Problem requirements> Repeat the records word for word, excluding any picture.

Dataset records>
○ ○ ○ ○ ○ ○ ○

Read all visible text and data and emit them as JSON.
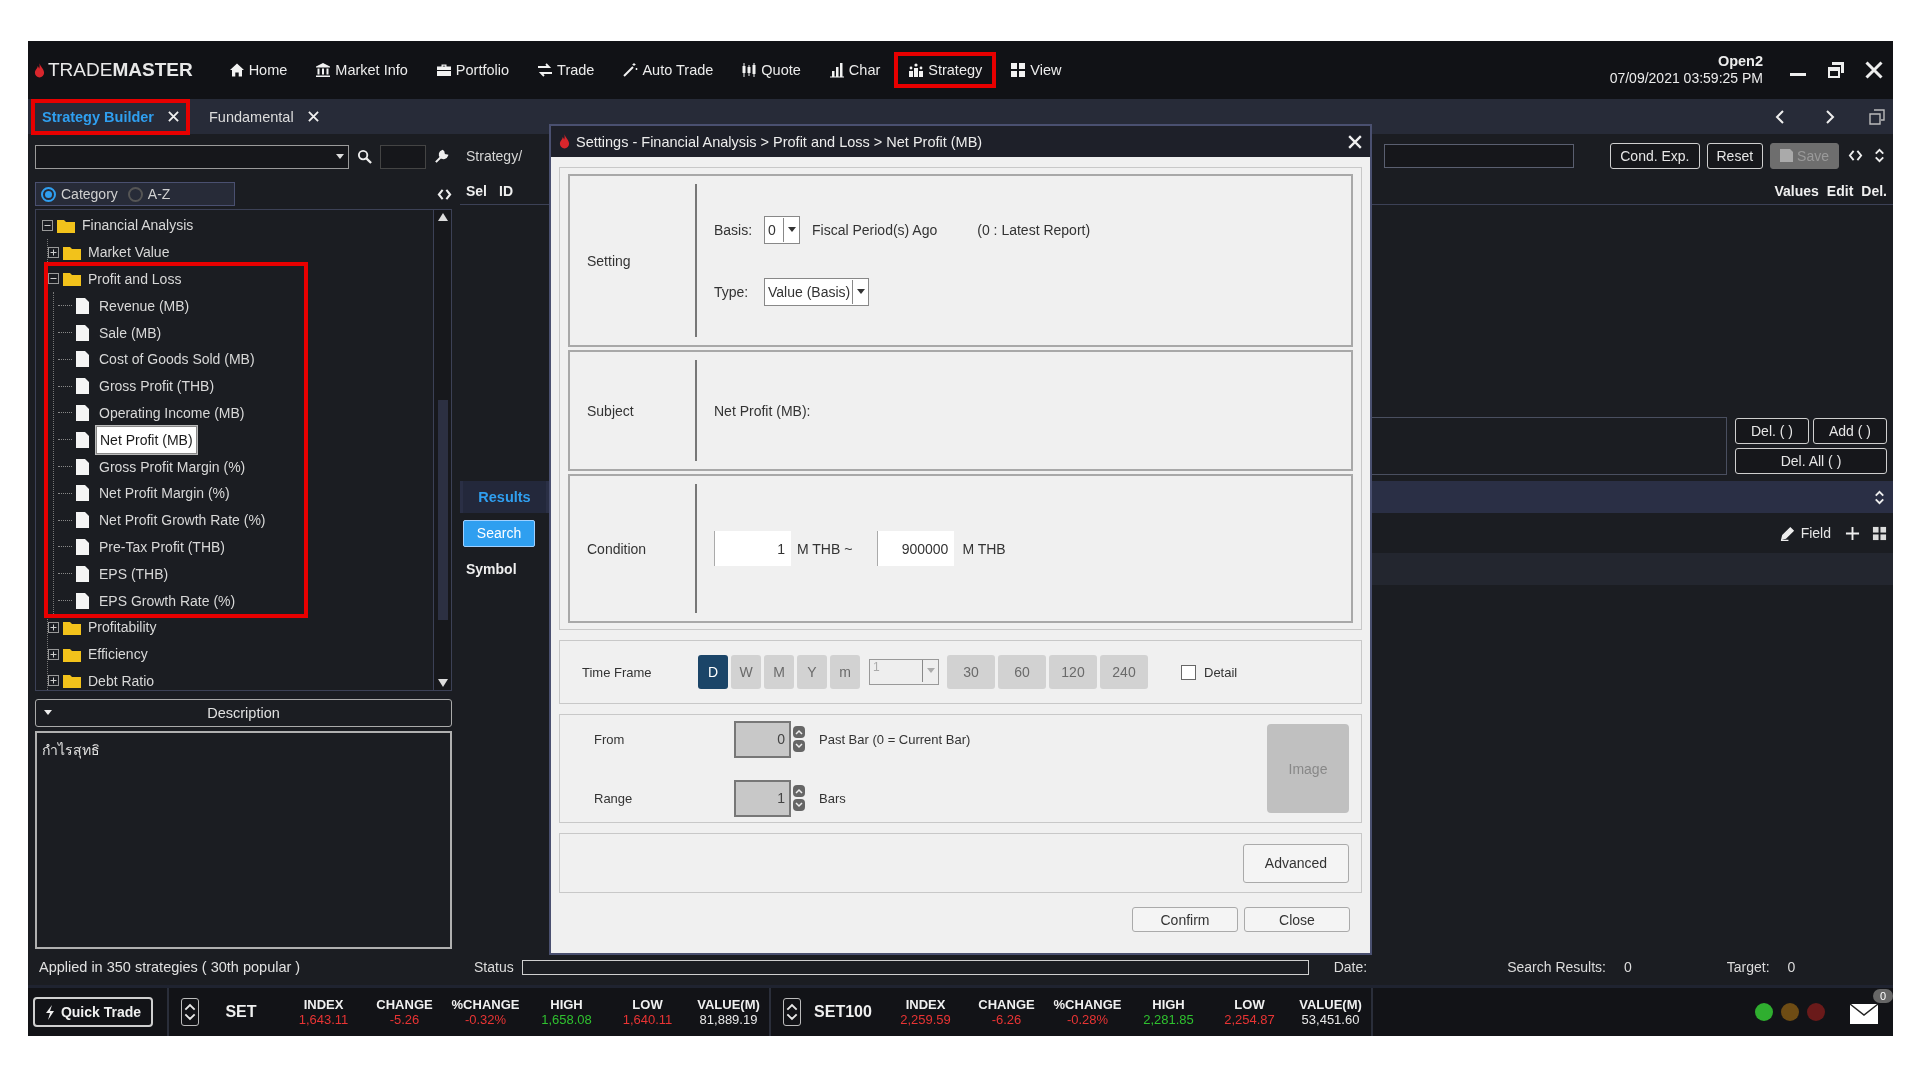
{
  "logo": "TRADE**MASTER**",
  "nav": [
    {
      "label": "Home",
      "highlighted": false
    },
    {
      "label": "Market Info",
      "highlighted": false
    },
    {
      "label": "Portfolio",
      "highlighted": false
    },
    {
      "label": "Trade",
      "highlighted": false
    },
    {
      "label": "Auto Trade",
      "highlighted": false
    },
    {
      "label": "Quote",
      "highlighted": false
    },
    {
      "label": "Char",
      "highlighted": false
    },
    {
      "label": "Strategy",
      "highlighted": true
    },
    {
      "label": "View",
      "highlighted": false
    }
  ],
  "session": {
    "status": "Open2",
    "datetime": "07/09/2021 03:59:25 PM"
  },
  "tabs": [
    {
      "label": "Strategy Builder",
      "selected": true,
      "highlighted": true
    },
    {
      "label": "Fundamental",
      "selected": false,
      "highlighted": false
    }
  ],
  "left_panel": {
    "view_options": [
      {
        "label": "Category",
        "selected": true
      },
      {
        "label": "A-Z",
        "selected": false
      }
    ],
    "tree": [
      {
        "label": "Financial Analysis",
        "kind": "folder",
        "expanded": true,
        "selected": false,
        "highlighted": false,
        "children": [
          {
            "label": "Market Value",
            "kind": "folder",
            "expanded": false,
            "selected": false,
            "highlighted": false
          },
          {
            "label": "Profit and Loss",
            "kind": "folder",
            "expanded": true,
            "selected": false,
            "highlighted": true,
            "children": [
              {
                "label": "Revenue (MB)",
                "kind": "item",
                "selected": false,
                "highlighted": false
              },
              {
                "label": "Sale (MB)",
                "kind": "item",
                "selected": false,
                "highlighted": false
              },
              {
                "label": "Cost of Goods Sold (MB)",
                "kind": "item",
                "selected": false,
                "highlighted": false
              },
              {
                "label": "Gross Profit (THB)",
                "kind": "item",
                "selected": false,
                "highlighted": false
              },
              {
                "label": "Operating Income (MB)",
                "kind": "item",
                "selected": false,
                "highlighted": false
              },
              {
                "label": "Net Profit (MB)",
                "kind": "item",
                "selected": true,
                "highlighted": false
              },
              {
                "label": "Gross Profit Margin (%)",
                "kind": "item",
                "selected": false,
                "highlighted": false
              },
              {
                "label": "Net Profit Margin (%)",
                "kind": "item",
                "selected": false,
                "highlighted": false
              },
              {
                "label": "Net Profit Growth Rate (%)",
                "kind": "item",
                "selected": false,
                "highlighted": false
              },
              {
                "label": "Pre-Tax Profit (THB)",
                "kind": "item",
                "selected": false,
                "highlighted": false
              },
              {
                "label": "EPS (THB)",
                "kind": "item",
                "selected": false,
                "highlighted": false
              },
              {
                "label": "EPS Growth Rate (%)",
                "kind": "item",
                "selected": false,
                "highlighted": false
              }
            ]
          },
          {
            "label": "Profitability",
            "kind": "folder",
            "expanded": false,
            "selected": false,
            "highlighted": false
          },
          {
            "label": "Efficiency",
            "kind": "folder",
            "expanded": false,
            "selected": false,
            "highlighted": false
          },
          {
            "label": "Debt Ratio",
            "kind": "folder",
            "expanded": false,
            "selected": false,
            "highlighted": false
          }
        ]
      }
    ],
    "description_title": "Description",
    "description": "กำไรสุทธิ",
    "usage": "Applied in 350 strategies ( 30th popular )"
  },
  "strategy_panel": {
    "label": "Strategy/",
    "columns_left": [
      "Sel",
      "ID"
    ],
    "columns_right": [
      "Values",
      "Edit",
      "Del."
    ],
    "toolbar_buttons": [
      {
        "label": "Cond. Exp.",
        "disabled": false
      },
      {
        "label": "Reset",
        "disabled": false
      },
      {
        "label": "Save",
        "disabled": true
      }
    ],
    "condition_buttons": [
      "Del. ( )",
      "Add ( )",
      "Del. All ( )"
    ],
    "results_tab": "Results",
    "search_button": "Search",
    "field_button": "Field",
    "symbol_column": "Symbol"
  },
  "status_bar": {
    "status_label": "Status",
    "progress": {
      "level": 0
    },
    "date_label": "Date:",
    "results_label": "Search Results:",
    "results_value": "0",
    "target_label": "Target:",
    "target_value": "0"
  },
  "dialog": {
    "title": "Settings - Financial Analysis > Profit and Loss > Net Profit (MB)",
    "setting": {
      "label": "Setting",
      "basis_label": "Basis:",
      "basis_value": "0",
      "basis_suffix": "Fiscal Period(s) Ago",
      "basis_hint": "(0 : Latest Report)",
      "type_label": "Type:",
      "type_value": "Value (Basis)"
    },
    "subject": {
      "label": "Subject",
      "value": "Net Profit (MB):"
    },
    "condition": {
      "label": "Condition",
      "min": "1",
      "min_unit": "M THB ~",
      "max": "900000",
      "max_unit": "M THB"
    },
    "time_frame": {
      "label": "Time Frame",
      "periods": [
        {
          "label": "D",
          "selected": true
        },
        {
          "label": "W",
          "selected": false
        },
        {
          "label": "M",
          "selected": false
        },
        {
          "label": "Y",
          "selected": false
        },
        {
          "label": "m",
          "selected": false
        }
      ],
      "count": {
        "value": "1",
        "disabled": true
      },
      "intervals": [
        {
          "label": "30",
          "disabled": true
        },
        {
          "label": "60",
          "disabled": true
        },
        {
          "label": "120",
          "disabled": true
        },
        {
          "label": "240",
          "disabled": true
        }
      ],
      "detail": {
        "label": "Detail",
        "checked": false
      }
    },
    "bars": {
      "from_label": "From",
      "from_value": "0",
      "from_hint": "Past Bar (0 = Current Bar)",
      "range_label": "Range",
      "range_value": "1",
      "range_hint": "Bars",
      "image_button": {
        "label": "Image",
        "disabled": true
      }
    },
    "advanced": "Advanced",
    "buttons": [
      "Confirm",
      "Close"
    ]
  },
  "ticker": {
    "quick_trade": "Quick Trade",
    "markets": [
      {
        "name": "SET",
        "fields": [
          {
            "label": "INDEX",
            "value": "1,643.11",
            "color": "#e83434"
          },
          {
            "label": "CHANGE",
            "value": "-5.26",
            "color": "#e83434"
          },
          {
            "label": "%CHANGE",
            "value": "-0.32%",
            "color": "#e83434"
          },
          {
            "label": "HIGH",
            "value": "1,658.08",
            "color": "#2fc02f"
          },
          {
            "label": "LOW",
            "value": "1,640.11",
            "color": "#e83434"
          },
          {
            "label": "VALUE(M)",
            "value": "81,889.19",
            "color": "#e8e8e8"
          }
        ]
      },
      {
        "name": "SET100",
        "fields": [
          {
            "label": "INDEX",
            "value": "2,259.59",
            "color": "#e83434"
          },
          {
            "label": "CHANGE",
            "value": "-6.26",
            "color": "#e83434"
          },
          {
            "label": "%CHANGE",
            "value": "-0.28%",
            "color": "#e83434"
          },
          {
            "label": "HIGH",
            "value": "2,281.85",
            "color": "#2fc02f"
          },
          {
            "label": "LOW",
            "value": "2,254.87",
            "color": "#e83434"
          },
          {
            "label": "VALUE(M)",
            "value": "53,451.60",
            "color": "#e8e8e8"
          }
        ]
      }
    ],
    "lights": [
      {
        "color": "#2fae2f"
      },
      {
        "color": "#6e4c14"
      },
      {
        "color": "#6a1a1a"
      }
    ],
    "mail_count": "0"
  }
}
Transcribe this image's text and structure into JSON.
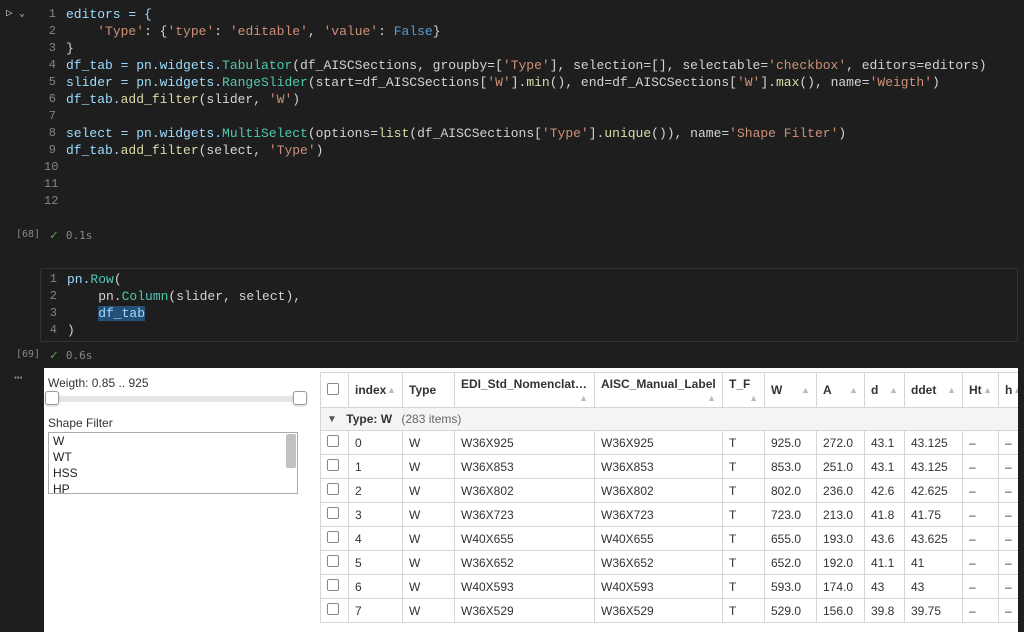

○ ○ ○ ○ ○ ○ ○

Correct answer>
Read all visible text and data and emit them as JSON.
{
  "logo": "TRADE**MASTER**",
  "nav": [
    {
      "label": "Home",
      "highlighted": false
    },
    {
      "label": "Market Info",
      "highlighted": false
    },
    {
      "label": "Portfolio",
      "highlighted": false
    },
    {
      "label": "Trade",
      "highlighted": false
    },
    {
      "label": "Auto Trade",
      "highlighted": false
    },
    {
      "label": "Quote",
      "highlighted": false
    },
    {
      "label": "Char",
      "highlighted": false
    },
    {
      "label": "Strategy",
      "highlighted": true
    },
    {
      "label": "View",
      "highlighted": false
    }
  ],
  "session": {
    "status": "Open2",
    "datetime": "07/09/2021 03:59:25 PM"
  },
  "tabs": [
    {
      "label": "Strategy Builder",
      "selected": true,
      "highlighted": true
    },
    {
      "label": "Fundamental",
      "selected": false,
      "highlighted": false
    }
  ],
  "left_panel": {
    "view_options": [
      {
        "label": "Category",
        "selected": true
      },
      {
        "label": "A-Z",
        "selected": false
      }
    ],
    "tree": [
      {
        "label": "Financial Analysis",
        "kind": "folder",
        "expanded": true,
        "selected": false,
        "highlighted": false,
        "children": [
          {
            "label": "Market Value",
            "kind": "folder",
            "expanded": false,
            "selected": false,
            "highlighted": false
          },
          {
            "label": "Profit and Loss",
            "kind": "folder",
            "expanded": true,
            "selected": false,
            "highlighted": true,
            "children": [
              {
                "label": "Revenue (MB)",
                "kind": "item",
                "selected": false,
                "highlighted": false
              },
              {
                "label": "Sale (MB)",
                "kind": "item",
                "selected": false,
                "highlighted": false
              },
              {
                "label": "Cost of Goods Sold (MB)",
                "kind": "item",
                "selected": false,
                "highlighted": false
              },
              {
                "label": "Gross Profit (THB)",
                "kind": "item",
                "selected": false,
                "highlighted": false
              },
              {
                "label": "Operating Income (MB)",
                "kind": "item",
                "selected": false,
                "highlighted": false
              },
              {
                "label": "Net Profit (MB)",
                "kind": "item",
                "selected": true,
                "highlighted": false
              },
              {
                "label": "Gross Profit Margin (%)",
                "kind": "item",
                "selected": false,
                "highlighted": false
              },
              {
                "label": "Net Profit Margin (%)",
                "kind": "item",
                "selected": false,
                "highlighted": false
              },
              {
                "label": "Net Profit Growth Rate (%)",
                "kind": "item",
                "selected": false,
                "highlighted": false
              },
              {
                "label": "Pre-Tax Profit (THB)",
                "kind": "item",
                "selected": false,
                "highlighted": false
              },
              {
                "label": "EPS (THB)",
                "kind": "item",
                "selected": false,
                "highlighted": false
              },
              {
                "label": "EPS Growth Rate (%)",
                "kind": "item",
                "selected": false,
                "highlighted": false
              }
            ]
          },
          {
            "label": "Profitability",
            "kind": "folder",
            "expanded": false,
            "selected": false,
            "highlighted": false
          },
          {
            "label": "Efficiency",
            "kind": "folder",
            "expanded": false,
            "selected": false,
            "highlighted": false
          },
          {
            "label": "Debt Ratio",
            "kind": "folder",
            "expanded": false,
            "selected": false,
            "highlighted": false
          }
        ]
      }
    ],
    "description_title": "Description",
    "description": "กำไรสุทธิ",
    "usage": "Applied in 350 strategies ( 30th popular )"
  },
  "strategy_panel": {
    "label": "Strategy/",
    "columns_left": [
      "Sel",
      "ID"
    ],
    "columns_right": [
      "Values",
      "Edit",
      "Del."
    ],
    "toolbar_buttons": [
      {
        "label": "Cond. Exp.",
        "disabled": false
      },
      {
        "label": "Reset",
        "disabled": false
      },
      {
        "label": "Save",
        "disabled": true
      }
    ],
    "condition_buttons": [
      "Del. ( )",
      "Add ( )",
      "Del. All ( )"
    ],
    "results_tab": "Results",
    "search_button": "Search",
    "field_button": "Field",
    "symbol_column": "Symbol"
  },
  "status_bar": {
    "status_label": "Status",
    "progress": {
      "level": 0
    },
    "date_label": "Date:",
    "results_label": "Search Results:",
    "results_value": "0",
    "target_label": "Target:",
    "target_value": "0"
  },
  "dialog": {
    "title": "Settings - Financial Analysis > Profit and Loss > Net Profit (MB)",
    "setting": {
      "label": "Setting",
      "basis_label": "Basis:",
      "basis_value": "0",
      "basis_suffix": "Fiscal Period(s) Ago",
      "basis_hint": "(0 : Latest Report)",
      "type_label": "Type:",
      "type_value": "Value (Basis)"
    },
    "subject": {
      "label": "Subject",
      "value": "Net Profit (MB):"
    },
    "condition": {
      "label": "Condition",
      "min": "1",
      "min_unit": "M THB ~",
      "max": "900000",
      "max_unit": "M THB"
    },
    "time_frame": {
      "label": "Time Frame",
      "periods": [
        {
          "label": "D",
          "selected": true
        },
        {
          "label": "W",
          "selected": false
        },
        {
          "label": "M",
          "selected": false
        },
        {
          "label": "Y",
          "selected": false
        },
        {
          "label": "m",
          "selected": false
        }
      ],
      "count": {
        "value": "1",
        "disabled": true
      },
      "intervals": [
        {
          "label": "30",
          "disabled": true
        },
        {
          "label": "60",
          "disabled": true
        },
        {
          "label": "120",
          "disabled": true
        },
        {
          "label": "240",
          "disabled": true
        }
      ],
      "detail": {
        "label": "Detail",
        "checked": false
      }
    },
    "bars": {
      "from_label": "From",
      "from_value": "0",
      "from_hint": "Past Bar (0 = Current Bar)",
      "range_label": "Range",
      "range_value": "1",
      "range_hint": "Bars",
      "image_button": {
        "label": "Image",
        "disabled": true
      }
    },
    "advanced": "Advanced",
    "buttons": [
      "Confirm",
      "Close"
    ]
  },
  "ticker": {
    "quick_trade": "Quick Trade",
    "markets": [
      {
        "name": "SET",
        "fields": [
          {
            "label": "INDEX",
            "value": "1,643.11",
            "color": "#e83434"
          },
          {
            "label": "CHANGE",
            "value": "-5.26",
            "color": "#e83434"
          },
          {
            "label": "%CHANGE",
            "value": "-0.32%",
            "color": "#e83434"
          },
          {
            "label": "HIGH",
            "value": "1,658.08",
            "color": "#2fc02f"
          },
          {
            "label": "LOW",
            "value": "1,640.11",
            "color": "#e83434"
          },
          {
            "label": "VALUE(M)",
            "value": "81,889.19",
            "color": "#e8e8e8"
          }
        ]
      },
      {
        "name": "SET100",
        "fields": [
          {
            "label": "INDEX",
            "value": "2,259.59",
            "color": "#e83434"
          },
          {
            "label": "CHANGE",
            "value": "-6.26",
            "color": "#e83434"
          },
          {
            "label": "%CHANGE",
            "value": "-0.28%",
            "color": "#e83434"
          },
          {
            "label": "HIGH",
            "value": "2,281.85",
            "color": "#2fc02f"
          },
          {
            "label": "LOW",
            "value": "2,254.87",
            "color": "#e83434"
          },
          {
            "label": "VALUE(M)",
            "value": "53,451.60",
            "color": "#e8e8e8"
          }
        ]
      }
    ],
    "lights": [
      {
        "color": "#2fae2f"
      },
      {
        "color": "#6e4c14"
      },
      {
        "color": "#6a1a1a"
      }
    ],
    "mail_count": "0"
  }
}
Transcribe this image's text and structure into JSON.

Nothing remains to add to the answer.